--- START OF Dataset records ---

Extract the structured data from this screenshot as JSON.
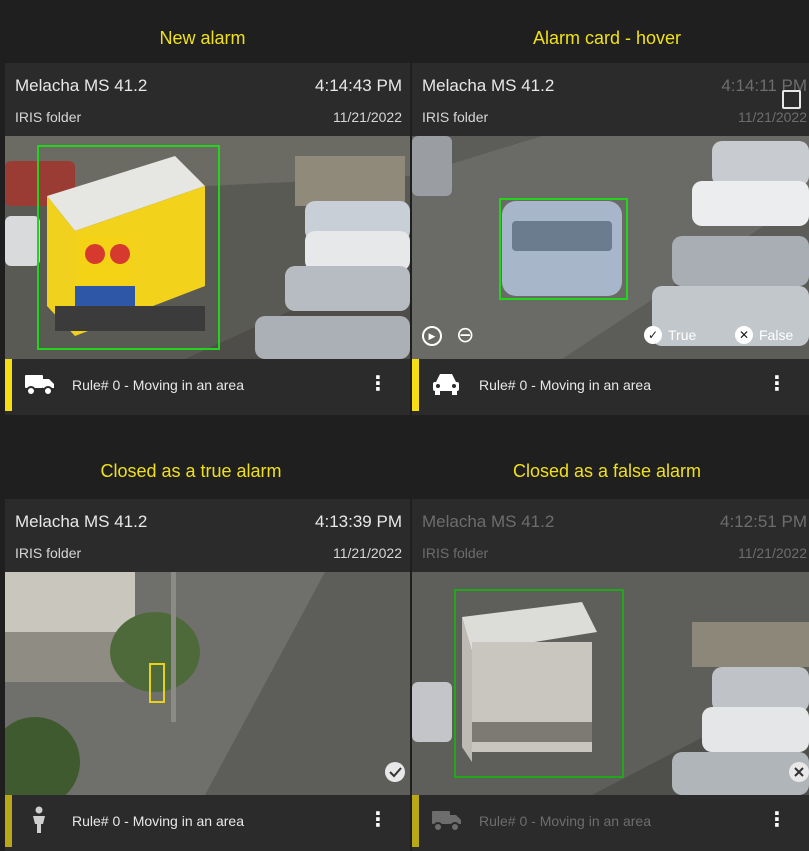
{
  "sections": {
    "new_alarm": "New alarm",
    "hover": "Alarm card - hover",
    "closed_true": "Closed as a true alarm",
    "closed_false": "Closed as a false alarm"
  },
  "cards": [
    {
      "camera": "Melacha MS 41.2",
      "time": "4:14:43 PM",
      "folder": "IRIS folder",
      "date": "11/21/2022",
      "rule": "Rule# 0 - Moving in an area",
      "object_icon": "truck-icon"
    },
    {
      "camera": "Melacha MS 41.2",
      "time": "4:14:11 PM",
      "folder": "IRIS folder",
      "date": "11/21/2022",
      "rule": "Rule# 0 - Moving in an area",
      "object_icon": "car-icon"
    },
    {
      "camera": "Melacha MS 41.2",
      "time": "4:13:39 PM",
      "folder": "IRIS folder",
      "date": "11/21/2022",
      "rule": "Rule# 0 - Moving in an area",
      "object_icon": "person-icon"
    },
    {
      "camera": "Melacha MS 41.2",
      "time": "4:12:51 PM",
      "folder": "IRIS folder",
      "date": "11/21/2022",
      "rule": "Rule# 0 - Moving in an area",
      "object_icon": "truck-icon"
    }
  ],
  "hover_controls": {
    "true_label": "True",
    "false_label": "False"
  },
  "kebab": "⋮",
  "colors": {
    "accent_yellow": "#f5dc14",
    "accent_dim": "#b8a817",
    "detection_green": "#22d41a",
    "detection_yellow": "#e6d21a"
  }
}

--- END OF Dataset records ---

**Required work**: Omit the pictures. Output every record above word for word.

**Result of the exercise**:
Extract the structured data from this screenshot as JSON.
{
  "sections": {
    "new_alarm": "New alarm",
    "hover": "Alarm card - hover",
    "closed_true": "Closed as a true alarm",
    "closed_false": "Closed as a false alarm"
  },
  "cards": [
    {
      "camera": "Melacha MS 41.2",
      "time": "4:14:43 PM",
      "folder": "IRIS folder",
      "date": "11/21/2022",
      "rule": "Rule# 0 - Moving in an area",
      "object_icon": "truck-icon"
    },
    {
      "camera": "Melacha MS 41.2",
      "time": "4:14:11 PM",
      "folder": "IRIS folder",
      "date": "11/21/2022",
      "rule": "Rule# 0 - Moving in an area",
      "object_icon": "car-icon"
    },
    {
      "camera": "Melacha MS 41.2",
      "time": "4:13:39 PM",
      "folder": "IRIS folder",
      "date": "11/21/2022",
      "rule": "Rule# 0 - Moving in an area",
      "object_icon": "person-icon"
    },
    {
      "camera": "Melacha MS 41.2",
      "time": "4:12:51 PM",
      "folder": "IRIS folder",
      "date": "11/21/2022",
      "rule": "Rule# 0 - Moving in an area",
      "object_icon": "truck-icon"
    }
  ],
  "hover_controls": {
    "true_label": "True",
    "false_label": "False"
  },
  "kebab": "⋮",
  "colors": {
    "accent_yellow": "#f5dc14",
    "accent_dim": "#b8a817",
    "detection_green": "#22d41a",
    "detection_yellow": "#e6d21a"
  }
}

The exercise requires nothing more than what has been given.